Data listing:
------------------------------------------------------------

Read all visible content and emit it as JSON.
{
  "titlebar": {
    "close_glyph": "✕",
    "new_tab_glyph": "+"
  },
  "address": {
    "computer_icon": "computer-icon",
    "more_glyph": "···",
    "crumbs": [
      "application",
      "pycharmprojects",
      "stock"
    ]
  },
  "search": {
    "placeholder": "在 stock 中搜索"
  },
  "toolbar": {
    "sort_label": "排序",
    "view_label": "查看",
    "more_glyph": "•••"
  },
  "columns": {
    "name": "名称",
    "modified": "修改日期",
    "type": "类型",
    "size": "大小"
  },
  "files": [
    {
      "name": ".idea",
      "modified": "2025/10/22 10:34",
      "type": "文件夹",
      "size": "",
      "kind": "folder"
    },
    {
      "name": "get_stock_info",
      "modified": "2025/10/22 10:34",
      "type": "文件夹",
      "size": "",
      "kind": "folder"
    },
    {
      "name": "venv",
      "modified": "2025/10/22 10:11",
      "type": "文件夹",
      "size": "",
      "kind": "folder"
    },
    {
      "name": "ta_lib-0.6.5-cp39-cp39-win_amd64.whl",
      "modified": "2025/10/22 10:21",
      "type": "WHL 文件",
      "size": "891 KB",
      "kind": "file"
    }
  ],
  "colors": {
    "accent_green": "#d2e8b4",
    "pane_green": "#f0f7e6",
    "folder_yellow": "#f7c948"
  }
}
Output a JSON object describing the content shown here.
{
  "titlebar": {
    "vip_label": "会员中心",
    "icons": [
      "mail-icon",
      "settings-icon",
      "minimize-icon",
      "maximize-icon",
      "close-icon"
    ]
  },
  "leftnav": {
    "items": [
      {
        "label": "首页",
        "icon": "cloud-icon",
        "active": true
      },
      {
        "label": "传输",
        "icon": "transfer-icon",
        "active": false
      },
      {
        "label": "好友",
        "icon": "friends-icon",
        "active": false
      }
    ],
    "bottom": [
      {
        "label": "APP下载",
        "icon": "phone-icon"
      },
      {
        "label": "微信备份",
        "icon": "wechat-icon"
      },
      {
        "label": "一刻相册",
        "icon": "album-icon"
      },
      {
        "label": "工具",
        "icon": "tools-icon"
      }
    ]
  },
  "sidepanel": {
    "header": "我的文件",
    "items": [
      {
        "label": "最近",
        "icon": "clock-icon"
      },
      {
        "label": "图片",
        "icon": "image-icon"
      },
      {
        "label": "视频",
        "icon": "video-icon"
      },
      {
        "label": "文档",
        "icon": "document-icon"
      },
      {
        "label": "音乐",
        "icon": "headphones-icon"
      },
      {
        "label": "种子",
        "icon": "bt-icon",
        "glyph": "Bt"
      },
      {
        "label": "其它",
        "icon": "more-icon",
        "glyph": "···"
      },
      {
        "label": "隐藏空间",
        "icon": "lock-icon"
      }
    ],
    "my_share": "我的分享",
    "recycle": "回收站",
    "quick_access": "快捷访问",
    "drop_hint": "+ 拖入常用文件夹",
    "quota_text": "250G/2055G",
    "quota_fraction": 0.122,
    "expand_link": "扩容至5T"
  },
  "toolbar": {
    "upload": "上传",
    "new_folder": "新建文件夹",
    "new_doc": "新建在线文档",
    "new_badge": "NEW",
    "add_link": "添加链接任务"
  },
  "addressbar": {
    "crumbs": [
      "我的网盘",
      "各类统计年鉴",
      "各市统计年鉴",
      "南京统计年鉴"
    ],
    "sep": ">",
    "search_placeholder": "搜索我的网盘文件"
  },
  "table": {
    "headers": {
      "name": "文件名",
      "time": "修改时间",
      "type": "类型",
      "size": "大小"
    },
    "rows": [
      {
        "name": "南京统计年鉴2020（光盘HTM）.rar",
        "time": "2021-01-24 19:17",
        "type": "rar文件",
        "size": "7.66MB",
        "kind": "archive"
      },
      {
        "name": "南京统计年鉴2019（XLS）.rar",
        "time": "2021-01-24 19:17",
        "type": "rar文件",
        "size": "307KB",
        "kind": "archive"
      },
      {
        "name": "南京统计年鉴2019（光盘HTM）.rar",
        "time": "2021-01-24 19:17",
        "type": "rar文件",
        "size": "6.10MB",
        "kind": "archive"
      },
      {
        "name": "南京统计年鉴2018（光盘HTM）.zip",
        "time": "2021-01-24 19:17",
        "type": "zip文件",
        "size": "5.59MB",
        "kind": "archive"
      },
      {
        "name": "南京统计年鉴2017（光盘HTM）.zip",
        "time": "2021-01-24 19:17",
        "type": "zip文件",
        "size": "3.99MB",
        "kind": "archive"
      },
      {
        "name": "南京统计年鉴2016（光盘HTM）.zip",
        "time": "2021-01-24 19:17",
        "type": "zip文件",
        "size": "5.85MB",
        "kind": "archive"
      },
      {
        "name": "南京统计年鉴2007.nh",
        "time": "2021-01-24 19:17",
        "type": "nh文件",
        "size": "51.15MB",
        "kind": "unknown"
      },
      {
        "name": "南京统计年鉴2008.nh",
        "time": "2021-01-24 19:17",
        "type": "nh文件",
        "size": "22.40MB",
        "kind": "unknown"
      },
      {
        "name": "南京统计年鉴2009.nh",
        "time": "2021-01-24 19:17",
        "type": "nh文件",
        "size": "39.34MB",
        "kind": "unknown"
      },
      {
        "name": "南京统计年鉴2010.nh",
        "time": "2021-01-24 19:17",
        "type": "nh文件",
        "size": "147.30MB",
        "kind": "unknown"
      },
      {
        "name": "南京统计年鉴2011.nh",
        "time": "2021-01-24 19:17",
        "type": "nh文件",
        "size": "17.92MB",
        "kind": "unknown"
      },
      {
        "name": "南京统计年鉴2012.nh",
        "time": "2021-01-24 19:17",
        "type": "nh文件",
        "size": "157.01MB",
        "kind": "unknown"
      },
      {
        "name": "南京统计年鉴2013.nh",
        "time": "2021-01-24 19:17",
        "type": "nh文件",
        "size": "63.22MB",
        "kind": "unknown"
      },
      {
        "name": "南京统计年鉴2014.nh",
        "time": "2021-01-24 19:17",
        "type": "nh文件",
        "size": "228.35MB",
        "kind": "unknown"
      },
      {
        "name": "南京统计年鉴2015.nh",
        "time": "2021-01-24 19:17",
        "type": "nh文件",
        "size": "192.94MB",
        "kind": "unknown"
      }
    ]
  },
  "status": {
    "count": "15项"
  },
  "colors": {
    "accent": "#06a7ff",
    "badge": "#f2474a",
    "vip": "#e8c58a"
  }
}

------------------------------------------------------------

Stated task:
Restate the whole listing exactly.

Answer for the task:
Read all visible content and emit it as JSON.
{
  "titlebar": {
    "close_glyph": "✕",
    "new_tab_glyph": "+"
  },
  "address": {
    "computer_icon": "computer-icon",
    "more_glyph": "···",
    "crumbs": [
      "application",
      "pycharmprojects",
      "stock"
    ]
  },
  "search": {
    "placeholder": "在 stock 中搜索"
  },
  "toolbar": {
    "sort_label": "排序",
    "view_label": "查看",
    "more_glyph": "•••"
  },
  "columns": {
    "name": "名称",
    "modified": "修改日期",
    "type": "类型",
    "size": "大小"
  },
  "files": [
    {
      "name": ".idea",
      "modified": "2025/10/22 10:34",
      "type": "文件夹",
      "size": "",
      "kind": "folder"
    },
    {
      "name": "get_stock_info",
      "modified": "2025/10/22 10:34",
      "type": "文件夹",
      "size": "",
      "kind": "folder"
    },
    {
      "name": "venv",
      "modified": "2025/10/22 10:11",
      "type": "文件夹",
      "size": "",
      "kind": "folder"
    },
    {
      "name": "ta_lib-0.6.5-cp39-cp39-win_amd64.whl",
      "modified": "2025/10/22 10:21",
      "type": "WHL 文件",
      "size": "891 KB",
      "kind": "file"
    }
  ],
  "colors": {
    "accent_green": "#d2e8b4",
    "pane_green": "#f0f7e6",
    "folder_yellow": "#f7c948"
  }
}
Output a JSON object describing the content shown here.
{
  "titlebar": {
    "vip_label": "会员中心",
    "icons": [
      "mail-icon",
      "settings-icon",
      "minimize-icon",
      "maximize-icon",
      "close-icon"
    ]
  },
  "leftnav": {
    "items": [
      {
        "label": "首页",
        "icon": "cloud-icon",
        "active": true
      },
      {
        "label": "传输",
        "icon": "transfer-icon",
        "active": false
      },
      {
        "label": "好友",
        "icon": "friends-icon",
        "active": false
      }
    ],
    "bottom": [
      {
        "label": "APP下载",
        "icon": "phone-icon"
      },
      {
        "label": "微信备份",
        "icon": "wechat-icon"
      },
      {
        "label": "一刻相册",
        "icon": "album-icon"
      },
      {
        "label": "工具",
        "icon": "tools-icon"
      }
    ]
  },
  "sidepanel": {
    "header": "我的文件",
    "items": [
      {
        "label": "最近",
        "icon": "clock-icon"
      },
      {
        "label": "图片",
        "icon": "image-icon"
      },
      {
        "label": "视频",
        "icon": "video-icon"
      },
      {
        "label": "文档",
        "icon": "document-icon"
      },
      {
        "label": "音乐",
        "icon": "headphones-icon"
      },
      {
        "label": "种子",
        "icon": "bt-icon",
        "glyph": "Bt"
      },
      {
        "label": "其它",
        "icon": "more-icon",
        "glyph": "···"
      },
      {
        "label": "隐藏空间",
        "icon": "lock-icon"
      }
    ],
    "my_share": "我的分享",
    "recycle": "回收站",
    "quick_access": "快捷访问",
    "drop_hint": "+ 拖入常用文件夹",
    "quota_text": "250G/2055G",
    "quota_fraction": 0.122,
    "expand_link": "扩容至5T"
  },
  "toolbar": {
    "upload": "上传",
    "new_folder": "新建文件夹",
    "new_doc": "新建在线文档",
    "new_badge": "NEW",
    "add_link": "添加链接任务"
  },
  "addressbar": {
    "crumbs": [
      "我的网盘",
      "各类统计年鉴",
      "各市统计年鉴",
      "南京统计年鉴"
    ],
    "sep": ">",
    "search_placeholder": "搜索我的网盘文件"
  },
  "table": {
    "headers": {
      "name": "文件名",
      "time": "修改时间",
      "type": "类型",
      "size": "大小"
    },
    "rows": [
      {
        "name": "南京统计年鉴2020（光盘HTM）.rar",
        "time": "2021-01-24 19:17",
        "type": "rar文件",
        "size": "7.66MB",
        "kind": "archive"
      },
      {
        "name": "南京统计年鉴2019（XLS）.rar",
        "time": "2021-01-24 19:17",
        "type": "rar文件",
        "size": "307KB",
        "kind": "archive"
      },
      {
        "name": "南京统计年鉴2019（光盘HTM）.rar",
        "time": "2021-01-24 19:17",
        "type": "rar文件",
        "size": "6.10MB",
        "kind": "archive"
      },
      {
        "name": "南京统计年鉴2018（光盘HTM）.zip",
        "time": "2021-01-24 19:17",
        "type": "zip文件",
        "size": "5.59MB",
        "kind": "archive"
      },
      {
        "name": "南京统计年鉴2017（光盘HTM）.zip",
        "time": "2021-01-24 19:17",
        "type": "zip文件",
        "size": "3.99MB",
        "kind": "archive"
      },
      {
        "name": "南京统计年鉴2016（光盘HTM）.zip",
        "time": "2021-01-24 19:17",
        "type": "zip文件",
        "size": "5.85MB",
        "kind": "archive"
      },
      {
        "name": "南京统计年鉴2007.nh",
        "time": "2021-01-24 19:17",
        "type": "nh文件",
        "size": "51.15MB",
        "kind": "unknown"
      },
      {
        "name": "南京统计年鉴2008.nh",
        "time": "2021-01-24 19:17",
        "type": "nh文件",
        "size": "22.40MB",
        "kind": "unknown"
      },
      {
        "name": "南京统计年鉴2009.nh",
        "time": "2021-01-24 19:17",
        "type": "nh文件",
        "size": "39.34MB",
        "kind": "unknown"
      },
      {
        "name": "南京统计年鉴2010.nh",
        "time": "2021-01-24 19:17",
        "type": "nh文件",
        "size": "147.30MB",
        "kind": "unknown"
      },
      {
        "name": "南京统计年鉴2011.nh",
        "time": "2021-01-24 19:17",
        "type": "nh文件",
        "size": "17.92MB",
        "kind": "unknown"
      },
      {
        "name": "南京统计年鉴2012.nh",
        "time": "2021-01-24 19:17",
        "type": "nh文件",
        "size": "157.01MB",
        "kind": "unknown"
      },
      {
        "name": "南京统计年鉴2013.nh",
        "time": "2021-01-24 19:17",
        "type": "nh文件",
        "size": "63.22MB",
        "kind": "unknown"
      },
      {
        "name": "南京统计年鉴2014.nh",
        "time": "2021-01-24 19:17",
        "type": "nh文件",
        "size": "228.35MB",
        "kind": "unknown"
      },
      {
        "name": "南京统计年鉴2015.nh",
        "time": "2021-01-24 19:17",
        "type": "nh文件",
        "size": "192.94MB",
        "kind": "unknown"
      }
    ]
  },
  "status": {
    "count": "15项"
  },
  "colors": {
    "accent": "#06a7ff",
    "badge": "#f2474a",
    "vip": "#e8c58a"
  }
}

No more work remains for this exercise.